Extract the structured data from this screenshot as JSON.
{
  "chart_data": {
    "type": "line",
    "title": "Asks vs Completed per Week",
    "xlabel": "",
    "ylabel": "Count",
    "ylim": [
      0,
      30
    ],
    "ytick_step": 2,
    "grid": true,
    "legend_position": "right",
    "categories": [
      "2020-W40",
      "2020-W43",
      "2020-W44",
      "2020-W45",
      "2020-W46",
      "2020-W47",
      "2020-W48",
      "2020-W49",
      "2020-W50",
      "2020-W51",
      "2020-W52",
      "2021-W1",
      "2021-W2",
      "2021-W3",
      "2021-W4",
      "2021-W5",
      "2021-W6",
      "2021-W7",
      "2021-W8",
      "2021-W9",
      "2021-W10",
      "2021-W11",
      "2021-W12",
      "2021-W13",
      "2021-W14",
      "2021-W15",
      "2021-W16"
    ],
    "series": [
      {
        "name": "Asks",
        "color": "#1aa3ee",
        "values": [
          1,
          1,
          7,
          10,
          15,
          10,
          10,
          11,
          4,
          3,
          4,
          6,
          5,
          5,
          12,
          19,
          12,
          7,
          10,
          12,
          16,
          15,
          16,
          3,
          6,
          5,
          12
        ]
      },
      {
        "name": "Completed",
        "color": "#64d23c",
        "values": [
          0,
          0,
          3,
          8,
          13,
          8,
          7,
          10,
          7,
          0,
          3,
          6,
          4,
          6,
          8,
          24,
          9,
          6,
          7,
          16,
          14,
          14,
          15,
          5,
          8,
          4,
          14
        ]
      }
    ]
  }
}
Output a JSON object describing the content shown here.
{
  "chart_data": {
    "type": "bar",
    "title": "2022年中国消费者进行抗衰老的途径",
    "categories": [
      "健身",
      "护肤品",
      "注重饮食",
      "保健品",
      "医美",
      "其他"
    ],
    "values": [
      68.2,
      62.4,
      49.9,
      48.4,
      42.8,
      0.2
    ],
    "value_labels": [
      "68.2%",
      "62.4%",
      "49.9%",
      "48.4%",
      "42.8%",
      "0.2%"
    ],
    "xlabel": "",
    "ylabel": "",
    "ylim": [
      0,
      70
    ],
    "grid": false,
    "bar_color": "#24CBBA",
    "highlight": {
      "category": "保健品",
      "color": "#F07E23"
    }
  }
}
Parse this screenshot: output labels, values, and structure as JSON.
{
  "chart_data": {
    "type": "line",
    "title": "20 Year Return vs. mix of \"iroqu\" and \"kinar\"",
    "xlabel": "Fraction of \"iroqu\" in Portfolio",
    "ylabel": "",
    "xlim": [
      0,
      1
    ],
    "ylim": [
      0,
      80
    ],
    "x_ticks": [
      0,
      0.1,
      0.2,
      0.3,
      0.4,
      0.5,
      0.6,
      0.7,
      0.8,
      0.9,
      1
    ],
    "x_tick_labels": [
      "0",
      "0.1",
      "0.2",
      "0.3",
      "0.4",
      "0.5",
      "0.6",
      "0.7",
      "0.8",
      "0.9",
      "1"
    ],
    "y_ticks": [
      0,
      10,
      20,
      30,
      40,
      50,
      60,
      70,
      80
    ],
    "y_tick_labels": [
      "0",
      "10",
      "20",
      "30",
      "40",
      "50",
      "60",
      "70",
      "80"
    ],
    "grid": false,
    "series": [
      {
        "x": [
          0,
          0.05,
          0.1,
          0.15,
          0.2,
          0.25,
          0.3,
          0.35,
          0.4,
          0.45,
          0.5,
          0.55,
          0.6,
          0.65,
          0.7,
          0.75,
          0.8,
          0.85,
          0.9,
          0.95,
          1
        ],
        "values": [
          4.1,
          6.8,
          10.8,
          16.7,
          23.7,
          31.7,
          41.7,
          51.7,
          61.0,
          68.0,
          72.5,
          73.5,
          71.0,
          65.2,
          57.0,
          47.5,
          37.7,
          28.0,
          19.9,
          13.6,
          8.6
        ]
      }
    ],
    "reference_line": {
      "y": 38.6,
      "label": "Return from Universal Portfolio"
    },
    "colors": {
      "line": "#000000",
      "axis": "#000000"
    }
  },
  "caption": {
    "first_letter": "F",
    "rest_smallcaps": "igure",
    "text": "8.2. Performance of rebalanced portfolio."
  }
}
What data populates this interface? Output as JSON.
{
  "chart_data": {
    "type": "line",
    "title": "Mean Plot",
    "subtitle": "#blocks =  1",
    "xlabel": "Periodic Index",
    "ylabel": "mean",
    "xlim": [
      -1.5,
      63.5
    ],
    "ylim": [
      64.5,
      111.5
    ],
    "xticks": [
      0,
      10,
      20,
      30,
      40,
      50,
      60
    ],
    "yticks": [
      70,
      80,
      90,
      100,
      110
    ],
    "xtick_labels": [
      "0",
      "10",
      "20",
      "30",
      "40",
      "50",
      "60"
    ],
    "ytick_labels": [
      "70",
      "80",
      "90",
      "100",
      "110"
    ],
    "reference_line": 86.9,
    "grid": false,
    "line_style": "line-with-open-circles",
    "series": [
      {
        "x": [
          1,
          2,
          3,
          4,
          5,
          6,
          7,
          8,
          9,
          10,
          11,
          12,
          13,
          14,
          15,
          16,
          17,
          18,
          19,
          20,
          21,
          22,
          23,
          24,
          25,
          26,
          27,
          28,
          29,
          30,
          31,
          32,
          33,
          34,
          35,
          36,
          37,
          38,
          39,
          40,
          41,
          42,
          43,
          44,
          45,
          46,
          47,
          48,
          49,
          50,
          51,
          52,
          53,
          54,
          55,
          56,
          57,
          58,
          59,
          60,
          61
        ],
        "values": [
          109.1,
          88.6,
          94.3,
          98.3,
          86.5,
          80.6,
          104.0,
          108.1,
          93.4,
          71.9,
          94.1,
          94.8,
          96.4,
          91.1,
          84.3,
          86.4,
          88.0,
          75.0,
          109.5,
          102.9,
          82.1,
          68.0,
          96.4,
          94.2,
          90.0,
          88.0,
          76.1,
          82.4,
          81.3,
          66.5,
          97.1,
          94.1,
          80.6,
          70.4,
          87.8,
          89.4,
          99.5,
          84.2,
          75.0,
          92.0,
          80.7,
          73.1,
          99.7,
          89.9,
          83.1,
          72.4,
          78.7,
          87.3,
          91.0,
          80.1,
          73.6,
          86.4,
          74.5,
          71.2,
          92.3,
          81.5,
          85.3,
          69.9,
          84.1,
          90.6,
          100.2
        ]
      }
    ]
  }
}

=====

• Given task: Each line of the material above must be retyped precisely.

• Answer for this exercise:
Extract the structured data from this screenshot as JSON.
{
  "chart_data": {
    "type": "line",
    "title": "Asks vs Completed per Week",
    "xlabel": "",
    "ylabel": "Count",
    "ylim": [
      0,
      30
    ],
    "ytick_step": 2,
    "grid": true,
    "legend_position": "right",
    "categories": [
      "2020-W40",
      "2020-W43",
      "2020-W44",
      "2020-W45",
      "2020-W46",
      "2020-W47",
      "2020-W48",
      "2020-W49",
      "2020-W50",
      "2020-W51",
      "2020-W52",
      "2021-W1",
      "2021-W2",
      "2021-W3",
      "2021-W4",
      "2021-W5",
      "2021-W6",
      "2021-W7",
      "2021-W8",
      "2021-W9",
      "2021-W10",
      "2021-W11",
      "2021-W12",
      "2021-W13",
      "2021-W14",
      "2021-W15",
      "2021-W16"
    ],
    "series": [
      {
        "name": "Asks",
        "color": "#1aa3ee",
        "values": [
          1,
          1,
          7,
          10,
          15,
          10,
          10,
          11,
          4,
          3,
          4,
          6,
          5,
          5,
          12,
          19,
          12,
          7,
          10,
          12,
          16,
          15,
          16,
          3,
          6,
          5,
          12
        ]
      },
      {
        "name": "Completed",
        "color": "#64d23c",
        "values": [
          0,
          0,
          3,
          8,
          13,
          8,
          7,
          10,
          7,
          0,
          3,
          6,
          4,
          6,
          8,
          24,
          9,
          6,
          7,
          16,
          14,
          14,
          15,
          5,
          8,
          4,
          14
        ]
      }
    ]
  }
}
Output a JSON object describing the content shown here.
{
  "chart_data": {
    "type": "bar",
    "title": "2022年中国消费者进行抗衰老的途径",
    "categories": [
      "健身",
      "护肤品",
      "注重饮食",
      "保健品",
      "医美",
      "其他"
    ],
    "values": [
      68.2,
      62.4,
      49.9,
      48.4,
      42.8,
      0.2
    ],
    "value_labels": [
      "68.2%",
      "62.4%",
      "49.9%",
      "48.4%",
      "42.8%",
      "0.2%"
    ],
    "xlabel": "",
    "ylabel": "",
    "ylim": [
      0,
      70
    ],
    "grid": false,
    "bar_color": "#24CBBA",
    "highlight": {
      "category": "保健品",
      "color": "#F07E23"
    }
  }
}
Parse this screenshot: output labels, values, and structure as JSON.
{
  "chart_data": {
    "type": "line",
    "title": "20 Year Return vs. mix of \"iroqu\" and \"kinar\"",
    "xlabel": "Fraction of \"iroqu\" in Portfolio",
    "ylabel": "",
    "xlim": [
      0,
      1
    ],
    "ylim": [
      0,
      80
    ],
    "x_ticks": [
      0,
      0.1,
      0.2,
      0.3,
      0.4,
      0.5,
      0.6,
      0.7,
      0.8,
      0.9,
      1
    ],
    "x_tick_labels": [
      "0",
      "0.1",
      "0.2",
      "0.3",
      "0.4",
      "0.5",
      "0.6",
      "0.7",
      "0.8",
      "0.9",
      "1"
    ],
    "y_ticks": [
      0,
      10,
      20,
      30,
      40,
      50,
      60,
      70,
      80
    ],
    "y_tick_labels": [
      "0",
      "10",
      "20",
      "30",
      "40",
      "50",
      "60",
      "70",
      "80"
    ],
    "grid": false,
    "series": [
      {
        "x": [
          0,
          0.05,
          0.1,
          0.15,
          0.2,
          0.25,
          0.3,
          0.35,
          0.4,
          0.45,
          0.5,
          0.55,
          0.6,
          0.65,
          0.7,
          0.75,
          0.8,
          0.85,
          0.9,
          0.95,
          1
        ],
        "values": [
          4.1,
          6.8,
          10.8,
          16.7,
          23.7,
          31.7,
          41.7,
          51.7,
          61.0,
          68.0,
          72.5,
          73.5,
          71.0,
          65.2,
          57.0,
          47.5,
          37.7,
          28.0,
          19.9,
          13.6,
          8.6
        ]
      }
    ],
    "reference_line": {
      "y": 38.6,
      "label": "Return from Universal Portfolio"
    },
    "colors": {
      "line": "#000000",
      "axis": "#000000"
    }
  },
  "caption": {
    "first_letter": "F",
    "rest_smallcaps": "igure",
    "text": "8.2. Performance of rebalanced portfolio."
  }
}
What data populates this interface? Output as JSON.
{
  "chart_data": {
    "type": "line",
    "title": "Mean Plot",
    "subtitle": "#blocks =  1",
    "xlabel": "Periodic Index",
    "ylabel": "mean",
    "xlim": [
      -1.5,
      63.5
    ],
    "ylim": [
      64.5,
      111.5
    ],
    "xticks": [
      0,
      10,
      20,
      30,
      40,
      50,
      60
    ],
    "yticks": [
      70,
      80,
      90,
      100,
      110
    ],
    "xtick_labels": [
      "0",
      "10",
      "20",
      "30",
      "40",
      "50",
      "60"
    ],
    "ytick_labels": [
      "70",
      "80",
      "90",
      "100",
      "110"
    ],
    "reference_line": 86.9,
    "grid": false,
    "line_style": "line-with-open-circles",
    "series": [
      {
        "x": [
          1,
          2,
          3,
          4,
          5,
          6,
          7,
          8,
          9,
          10,
          11,
          12,
          13,
          14,
          15,
          16,
          17,
          18,
          19,
          20,
          21,
          22,
          23,
          24,
          25,
          26,
          27,
          28,
          29,
          30,
          31,
          32,
          33,
          34,
          35,
          36,
          37,
          38,
          39,
          40,
          41,
          42,
          43,
          44,
          45,
          46,
          47,
          48,
          49,
          50,
          51,
          52,
          53,
          54,
          55,
          56,
          57,
          58,
          59,
          60,
          61
        ],
        "values": [
          109.1,
          88.6,
          94.3,
          98.3,
          86.5,
          80.6,
          104.0,
          108.1,
          93.4,
          71.9,
          94.1,
          94.8,
          96.4,
          91.1,
          84.3,
          86.4,
          88.0,
          75.0,
          109.5,
          102.9,
          82.1,
          68.0,
          96.4,
          94.2,
          90.0,
          88.0,
          76.1,
          82.4,
          81.3,
          66.5,
          97.1,
          94.1,
          80.6,
          70.4,
          87.8,
          89.4,
          99.5,
          84.2,
          75.0,
          92.0,
          80.7,
          73.1,
          99.7,
          89.9,
          83.1,
          72.4,
          78.7,
          87.3,
          91.0,
          80.1,
          73.6,
          86.4,
          74.5,
          71.2,
          92.3,
          81.5,
          85.3,
          69.9,
          84.1,
          90.6,
          100.2
        ]
      }
    ]
  }
}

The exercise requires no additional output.